Among the lines below, list those containing the string "values".

-- DATA TO USE --

________________________________________

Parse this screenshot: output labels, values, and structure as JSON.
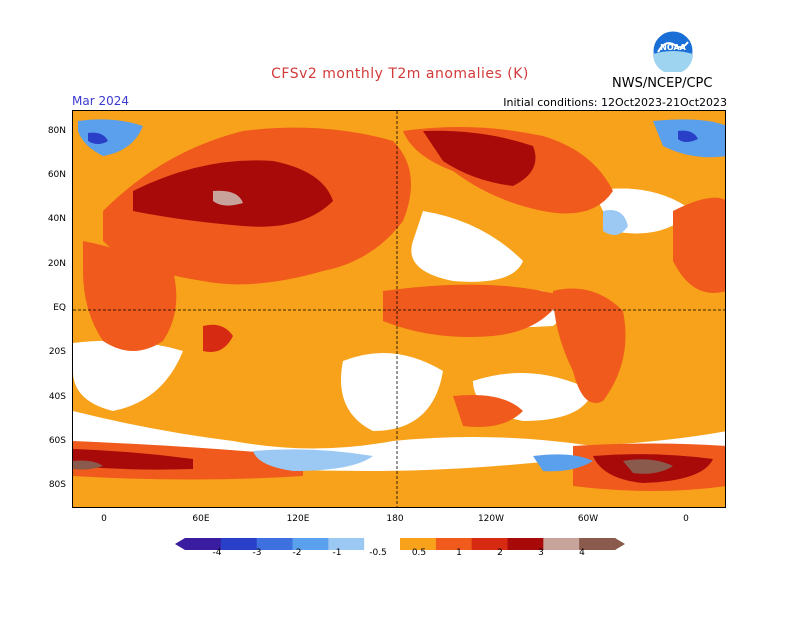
{
  "header": {
    "title": "CFSv2 monthly T2m anomalies (K)",
    "month": "Mar 2024",
    "initial_conditions": "Initial conditions: 12Oct2023-21Oct2023",
    "agency": "NWS/NCEP/CPC",
    "logo_text": "NOAA"
  },
  "axes": {
    "lat_labels": [
      "80N",
      "60N",
      "40N",
      "20N",
      "EQ",
      "20S",
      "40S",
      "60S",
      "80S"
    ],
    "lon_labels": [
      "0",
      "60E",
      "120E",
      "180",
      "120W",
      "60W",
      "0"
    ]
  },
  "colorbar": {
    "labels": [
      "-4",
      "-3",
      "-2",
      "-1",
      "-0.5",
      "0.5",
      "1",
      "2",
      "3",
      "4"
    ],
    "colors": [
      "#3a1ca0",
      "#2a3fc8",
      "#3e70e0",
      "#5aa0ec",
      "#9cc8f4",
      "#ffffff",
      "#f7a21a",
      "#f05a1c",
      "#d62a12",
      "#a80a0a",
      "#c8a39c",
      "#8a5a4c"
    ]
  },
  "palette": {
    "ocean_base": "#f7a21a",
    "neutral": "#ffffff",
    "light_warm": "#f05a1c",
    "warm": "#d62a12",
    "hot": "#a80a0a",
    "very_hot": "#c8a39c",
    "cool": "#9cc8f4",
    "cold": "#5aa0ec",
    "very_cold": "#2a3fc8"
  }
}
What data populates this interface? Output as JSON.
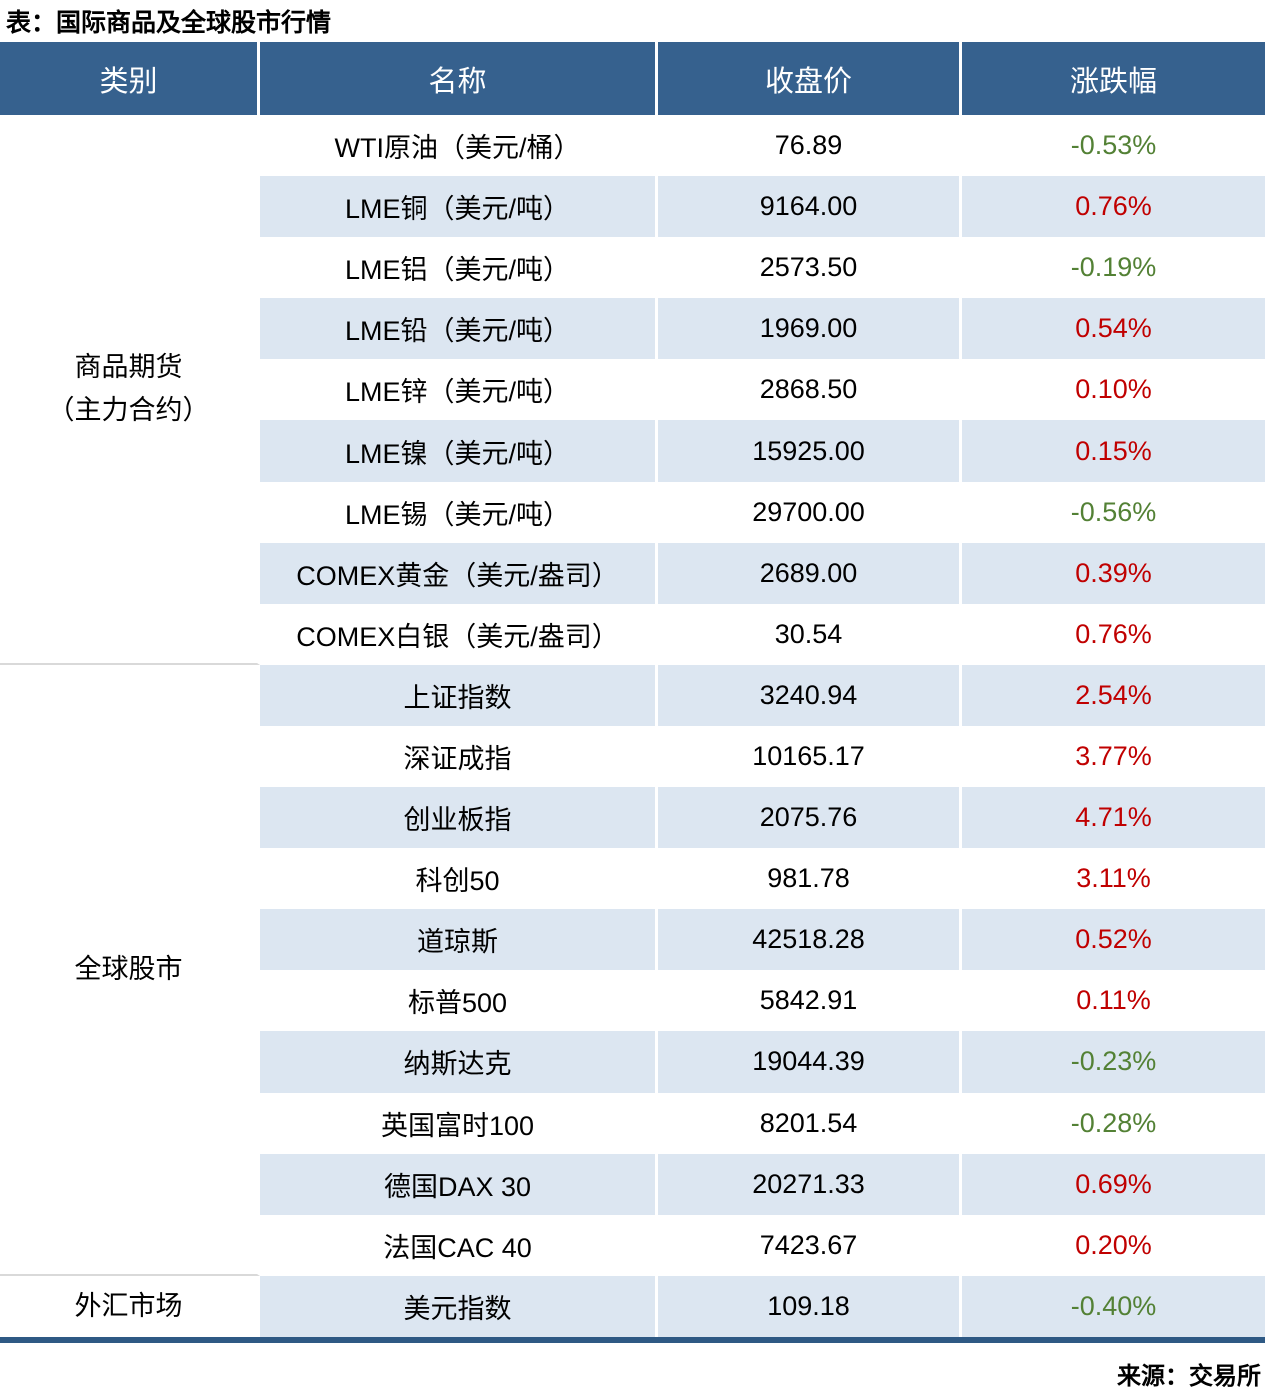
{
  "title": "表：国际商品及全球股市行情",
  "source": "来源：交易所",
  "colors": {
    "header_bg": "#36618e",
    "band_row_bg": "#dce6f1",
    "up_red": "#c00000",
    "down_green": "#538135",
    "bottom_border": "#2e5984",
    "category_separator": "#d9d9d9"
  },
  "chart_data": {
    "type": "table",
    "title": "表：国际商品及全球股市行情",
    "source": "来源：交易所",
    "columns": [
      "类别",
      "名称",
      "收盘价",
      "涨跌幅"
    ],
    "groups": [
      {
        "category": [
          "商品期货",
          "（主力合约）"
        ],
        "rows": [
          {
            "name": "WTI原油（美元/桶）",
            "close": "76.89",
            "change": "-0.53%"
          },
          {
            "name": "LME铜（美元/吨）",
            "close": "9164.00",
            "change": "0.76%"
          },
          {
            "name": "LME铝（美元/吨）",
            "close": "2573.50",
            "change": "-0.19%"
          },
          {
            "name": "LME铅（美元/吨）",
            "close": "1969.00",
            "change": "0.54%"
          },
          {
            "name": "LME锌（美元/吨）",
            "close": "2868.50",
            "change": "0.10%"
          },
          {
            "name": "LME镍（美元/吨）",
            "close": "15925.00",
            "change": "0.15%"
          },
          {
            "name": "LME锡（美元/吨）",
            "close": "29700.00",
            "change": "-0.56%"
          },
          {
            "name": "COMEX黄金（美元/盎司）",
            "close": "2689.00",
            "change": "0.39%"
          },
          {
            "name": "COMEX白银（美元/盎司）",
            "close": "30.54",
            "change": "0.76%"
          }
        ]
      },
      {
        "category": [
          "全球股市"
        ],
        "rows": [
          {
            "name": "上证指数",
            "close": "3240.94",
            "change": "2.54%"
          },
          {
            "name": "深证成指",
            "close": "10165.17",
            "change": "3.77%"
          },
          {
            "name": "创业板指",
            "close": "2075.76",
            "change": "4.71%"
          },
          {
            "name": "科创50",
            "close": "981.78",
            "change": "3.11%"
          },
          {
            "name": "道琼斯",
            "close": "42518.28",
            "change": "0.52%"
          },
          {
            "name": "标普500",
            "close": "5842.91",
            "change": "0.11%"
          },
          {
            "name": "纳斯达克",
            "close": "19044.39",
            "change": "-0.23%"
          },
          {
            "name": "英国富时100",
            "close": "8201.54",
            "change": "-0.28%"
          },
          {
            "name": "德国DAX 30",
            "close": "20271.33",
            "change": "0.69%"
          },
          {
            "name": "法国CAC 40",
            "close": "7423.67",
            "change": "0.20%"
          }
        ]
      },
      {
        "category": [
          "外汇市场"
        ],
        "rows": [
          {
            "name": "美元指数",
            "close": "109.18",
            "change": "-0.40%"
          }
        ]
      }
    ]
  }
}
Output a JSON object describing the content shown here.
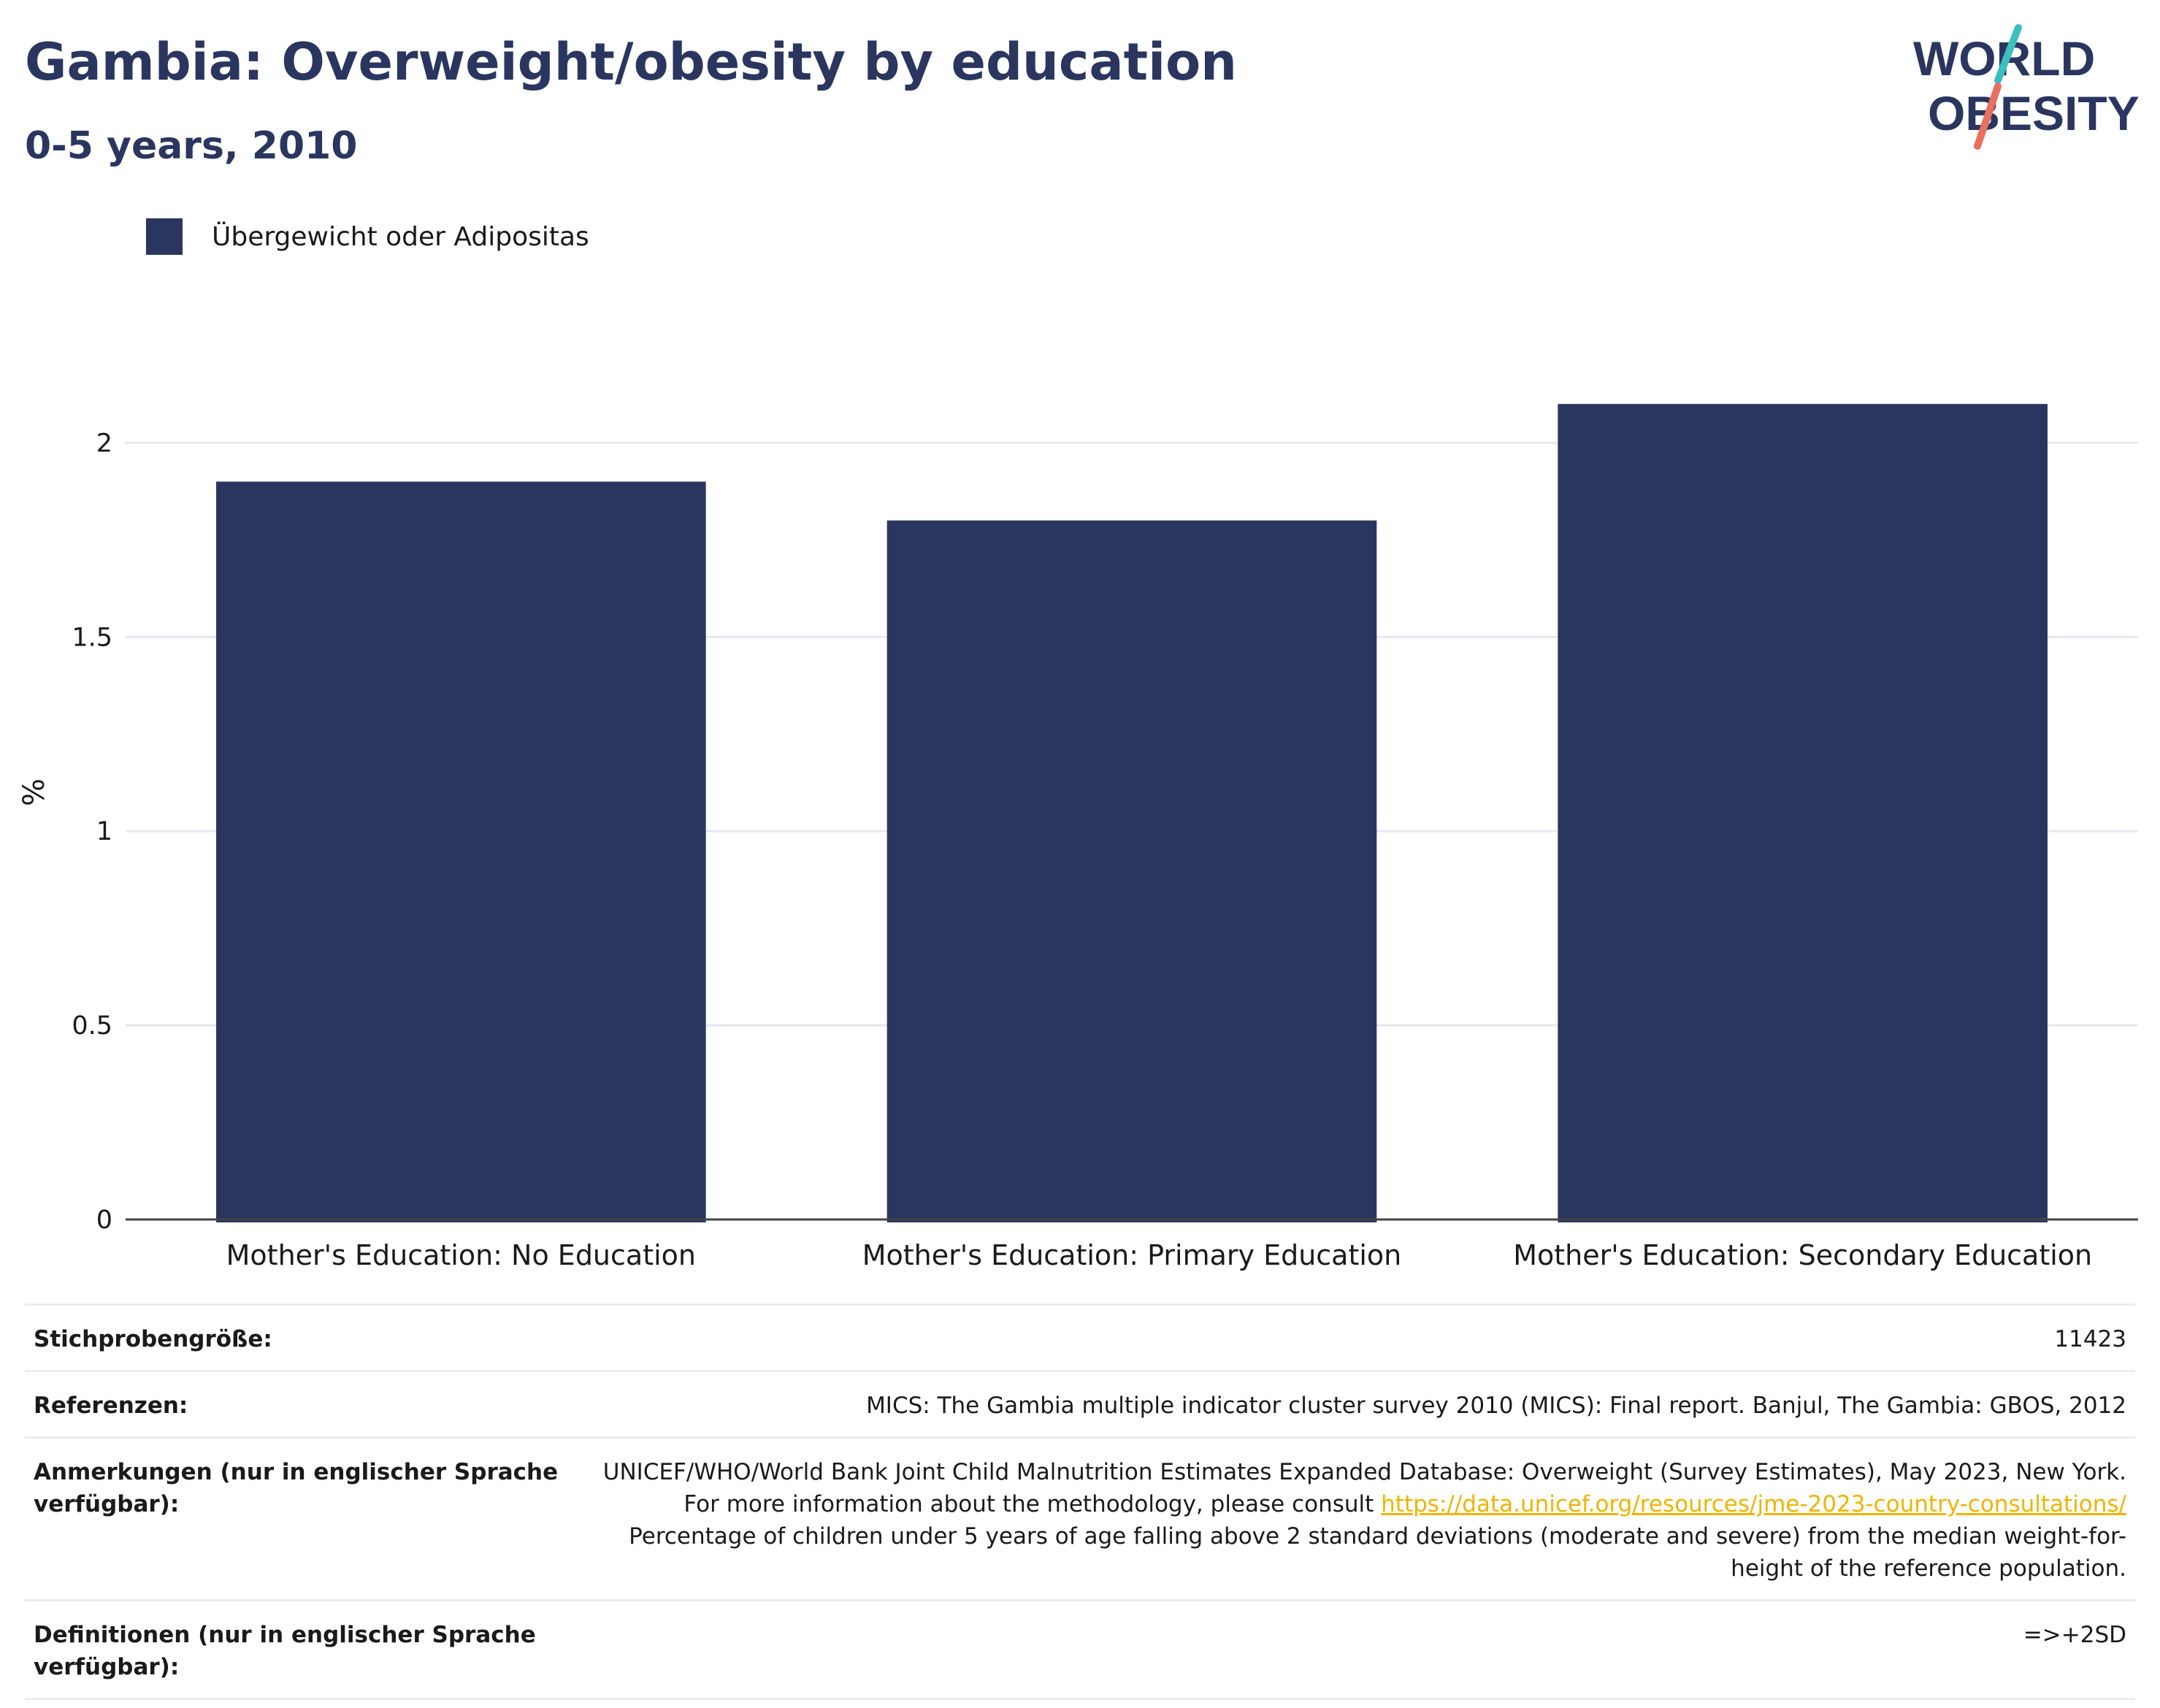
{
  "header": {
    "title": "Gambia: Overweight/obesity by education",
    "subtitle": "0-5 years, 2010"
  },
  "logo": {
    "line1": "WORLD",
    "line2": "OBESITY",
    "colors": {
      "text": "#2a365f",
      "slash_top": "#3bbfbf",
      "slash_bottom": "#e8705f"
    }
  },
  "legend": {
    "label": "Übergewicht oder Adipositas",
    "color": "#2a365f"
  },
  "chart_data": {
    "type": "bar",
    "categories": [
      "Mother's Education: No Education",
      "Mother's Education: Primary Education",
      "Mother's Education: Secondary Education"
    ],
    "series": [
      {
        "name": "Übergewicht oder Adipositas",
        "values": [
          1.9,
          1.8,
          2.1
        ],
        "color": "#2a365f"
      }
    ],
    "ylabel": "%",
    "ylim": [
      0,
      2.2
    ],
    "yticks": [
      0,
      0.5,
      1,
      1.5,
      2
    ],
    "ytick_labels": [
      "0",
      "0.5",
      "1",
      "1.5",
      "2"
    ],
    "grid": true,
    "legend_position": "top-left"
  },
  "meta": {
    "rows": [
      {
        "label": "Stichprobengröße:",
        "value": "11423"
      },
      {
        "label": "Referenzen:",
        "value": "MICS: The Gambia multiple indicator cluster survey 2010 (MICS): Final report. Banjul, The Gambia: GBOS, 2012"
      },
      {
        "label": "Anmerkungen (nur in englischer Sprache verfügbar):",
        "value_before": "UNICEF/WHO/World Bank Joint Child Malnutrition Estimates Expanded Database: Overweight (Survey Estimates), May 2023, New York. For more information about the methodology, please consult ",
        "link": "https://data.unicef.org/resources/jme-2023-country-consultations/",
        "value_after": " Percentage of children under 5 years of age falling above 2 standard deviations (moderate and severe) from the median weight-for-height of the reference population."
      },
      {
        "label": "Definitionen (nur in englischer Sprache verfügbar):",
        "value": "=>+2SD"
      }
    ]
  }
}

________________________________________

-- TASK SOLUTION --
Parse this screenshot: output labels, values, and structure as JSON.
        "values": [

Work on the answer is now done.